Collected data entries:
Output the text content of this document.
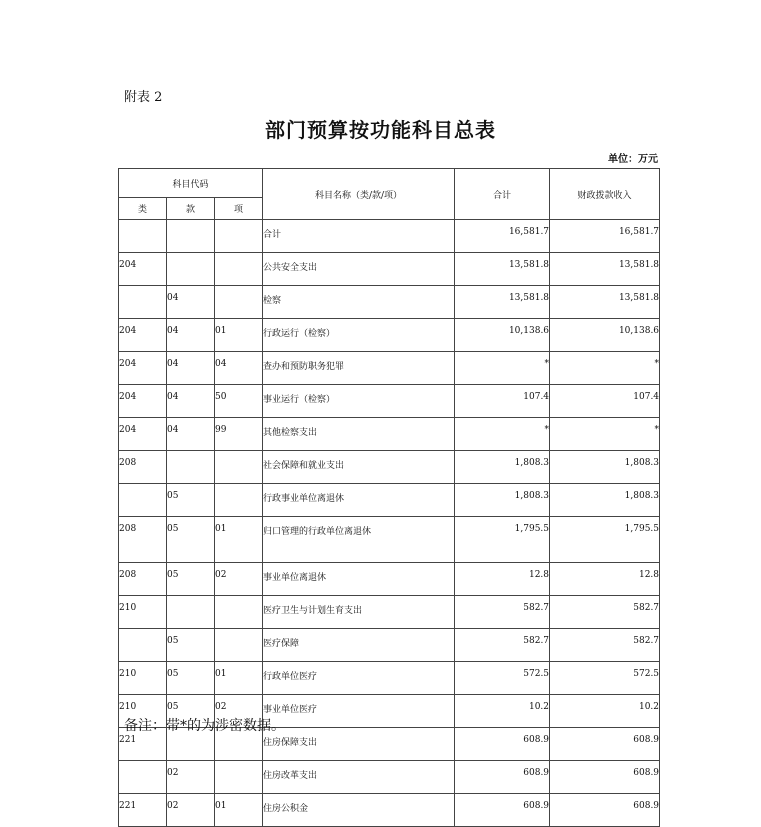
附表 2
部门预算按功能科目总表
单位：万元
科目代码			科目名称（类/款/项）	合计	财政拨款收入
类	款	项			
			合计	16,581.7	16,581.7
204			公共安全支出	13,581.8	13,581.8
	04		检察	13,581.8	13,581.8
204	04	01	行政运行（检察）	10,138.6	10,138.6
204	04	04	查办和预防职务犯罪	*	*
204	04	50	事业运行（检察）	107.4	107.4
204	04	99	其他检察支出	*	*
208			社会保障和就业支出	1,808.3	1,808.3
	05		行政事业单位离退休	1,808.3	1,808.3
208	05	01	归口管理的行政单位离退休	1,795.5	1,795.5
208	05	02	事业单位离退休	12.8	12.8
210			医疗卫生与计划生育支出	582.7	582.7
	05		医疗保障	582.7	582.7
210	05	01	行政单位医疗	572.5	572.5
210	05	02	事业单位医疗	10.2	10.2
221			住房保障支出	608.9	608.9
	02		住房改革支出	608.9	608.9
221	02	01	住房公积金	608.9	608.9
备注：带*的为涉密数据。
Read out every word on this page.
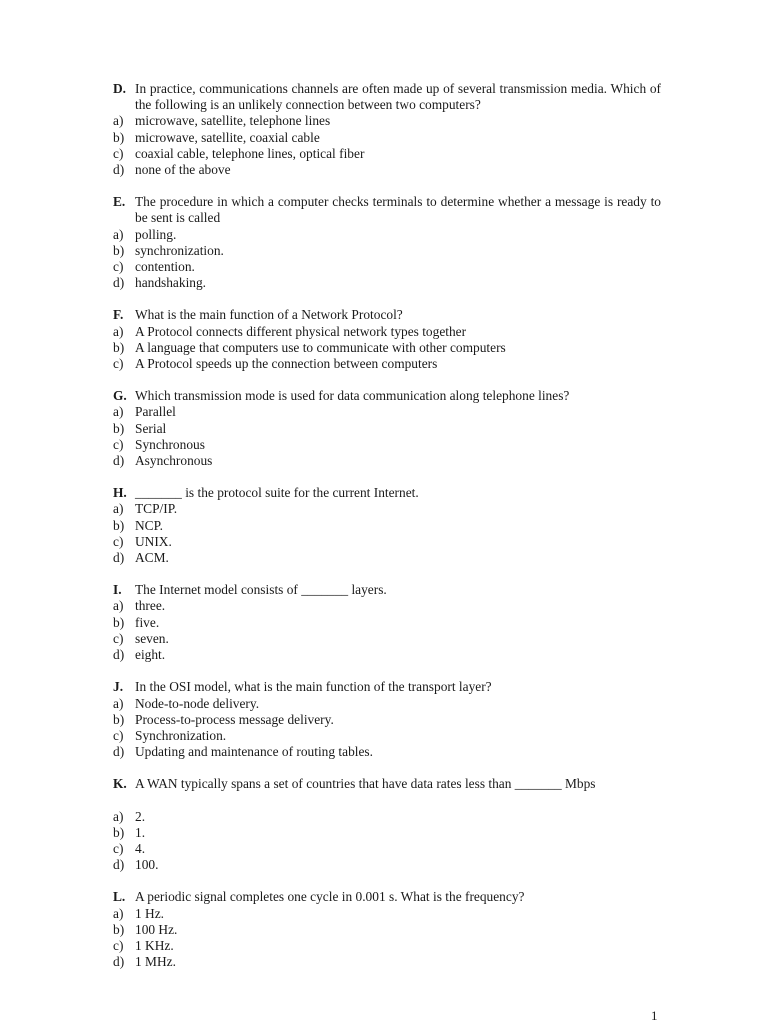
D. In practice, communications channels are often made up of several transmission media. Which of the following is an unlikely connection between two computers?
a) microwave, satellite, telephone lines
b) microwave, satellite, coaxial cable
c) coaxial cable, telephone lines, optical fiber
d) none of the above
E. The procedure in which a computer checks terminals to determine whether a message is ready to be sent is called
a) polling.
b) synchronization.
c) contention.
d) handshaking.
F. What is the main function of a Network Protocol?
a) A Protocol connects different physical network types together
b) A language that computers use to communicate with other computers
c) A Protocol speeds up the connection between computers
G. Which transmission mode is used for data communication along telephone lines?
a) Parallel
b) Serial
c) Synchronous
d) Asynchronous
H. _______ is the protocol suite for the current Internet.
a) TCP/IP.
b) NCP.
c) UNIX.
d) ACM.
I.	The Internet model consists of _______ layers.
a) three.
b) five.
c) seven.
d) eight.
J. In the OSI model, what is the main function of the transport layer?
a) Node-to-node delivery.
b) Process-to-process message delivery.
c) Synchronization.
d) Updating and maintenance of routing tables.
K. A WAN typically spans a set of countries that have data rates less than _______ Mbps
a) 2.
b) 1.
c) 4.
d) 100.
L. A periodic signal completes one cycle in 0.001 s. What is the frequency?
a) 1 Hz.
b) 100 Hz.
c) 1 KHz.
d) 1 MHz.
1
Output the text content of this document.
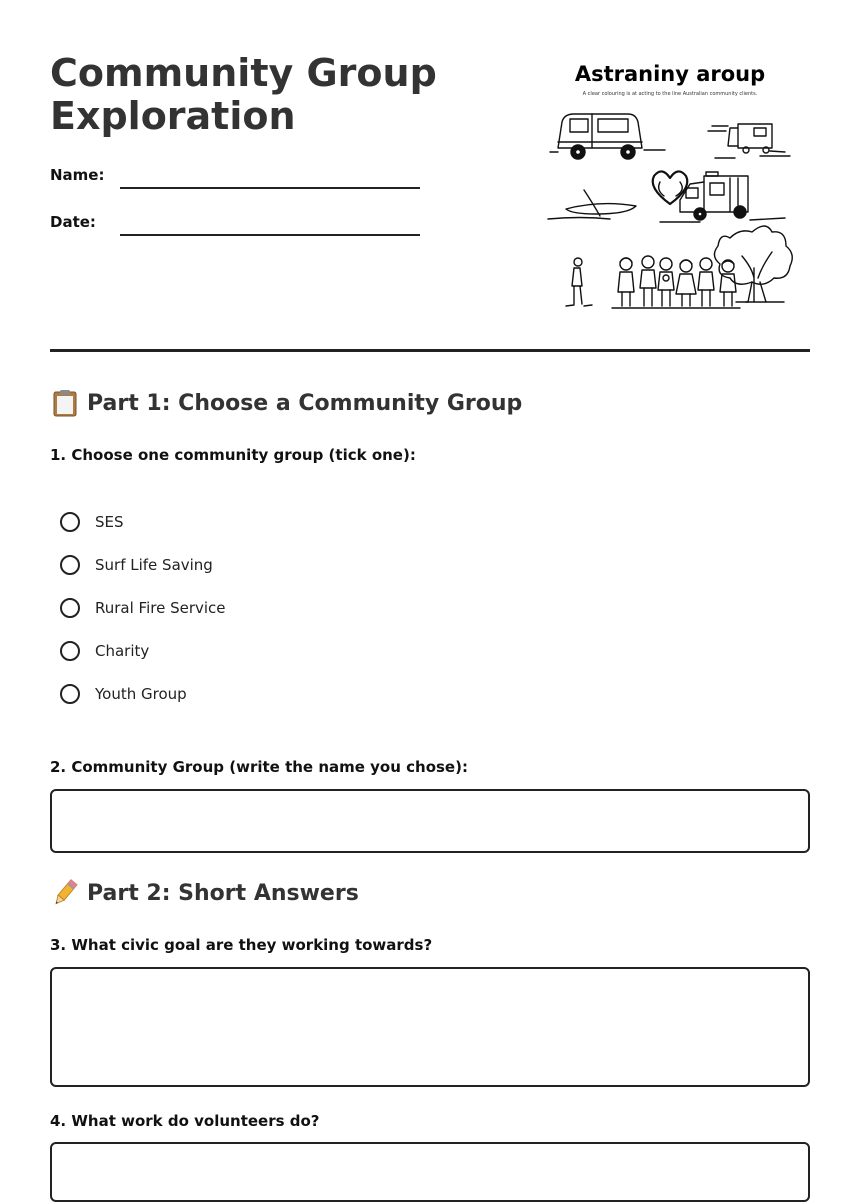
Community Group
Exploration
Name:
Date:
Astraniny aroup
A clear colouring is at acting to the line Australian community clients.
Part 1: Choose a Community Group
1. Choose one community group (tick one):
SES
Surf Life Saving
Rural Fire Service
Charity
Youth Group
2. Community Group (write the name you chose):
Part 2: Short Answers
3. What civic goal are they working towards?
4. What work do volunteers do?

— What you will do —
Copy the records exactly. Skip the pictures.

— Solution to this problem —
Output the text content of this document.
附表 2
部门预算按功能科目总表
单位：万元
科目代码			科目名称（类/款/项）	合计	财政拨款收入
类	款	项			
			合计	16,581.7	16,581.7
204			公共安全支出	13,581.8	13,581.8
	04		检察	13,581.8	13,581.8
204	04	01	行政运行（检察）	10,138.6	10,138.6
204	04	04	查办和预防职务犯罪	*	*
204	04	50	事业运行（检察）	107.4	107.4
204	04	99	其他检察支出	*	*
208			社会保障和就业支出	1,808.3	1,808.3
	05		行政事业单位离退休	1,808.3	1,808.3
208	05	01	归口管理的行政单位离退休	1,795.5	1,795.5
208	05	02	事业单位离退休	12.8	12.8
210			医疗卫生与计划生育支出	582.7	582.7
	05		医疗保障	582.7	582.7
210	05	01	行政单位医疗	572.5	572.5
210	05	02	事业单位医疗	10.2	10.2
221			住房保障支出	608.9	608.9
	02		住房改革支出	608.9	608.9
221	02	01	住房公积金	608.9	608.9
备注：带*的为涉密数据。
Read out every word on this page.
D. In practice, communications channels are often made up of several transmission media. Which of the following is an unlikely connection between two computers?
a) microwave, satellite, telephone lines
b) microwave, satellite, coaxial cable
c) coaxial cable, telephone lines, optical fiber
d) none of the above
E. The procedure in which a computer checks terminals to determine whether a message is ready to be sent is called
a) polling.
b) synchronization.
c) contention.
d) handshaking.
F. What is the main function of a Network Protocol?
a) A Protocol connects different physical network types together
b) A language that computers use to communicate with other computers
c) A Protocol speeds up the connection between computers
G. Which transmission mode is used for data communication along telephone lines?
a) Parallel
b) Serial
c) Synchronous
d) Asynchronous
H. _______ is the protocol suite for the current Internet.
a) TCP/IP.
b) NCP.
c) UNIX.
d) ACM.
I.	The Internet model consists of _______ layers.
a) three.
b) five.
c) seven.
d) eight.
J. In the OSI model, what is the main function of the transport layer?
a) Node-to-node delivery.
b) Process-to-process message delivery.
c) Synchronization.
d) Updating and maintenance of routing tables.
K. A WAN typically spans a set of countries that have data rates less than _______ Mbps
a) 2.
b) 1.
c) 4.
d) 100.
L. A periodic signal completes one cycle in 0.001 s. What is the frequency?
a) 1 Hz.
b) 100 Hz.
c) 1 KHz.
d) 1 MHz.
1
Output the text content of this document.
Community Group
Exploration
Name:
Date:
Astraniny aroup
A clear colouring is at acting to the line Australian community clients.
Part 1: Choose a Community Group
1. Choose one community group (tick one):
SES
Surf Life Saving
Rural Fire Service
Charity
Youth Group
2. Community Group (write the name you chose):
Part 2: Short Answers
3. What civic goal are they working towards?
4. What work do volunteers do?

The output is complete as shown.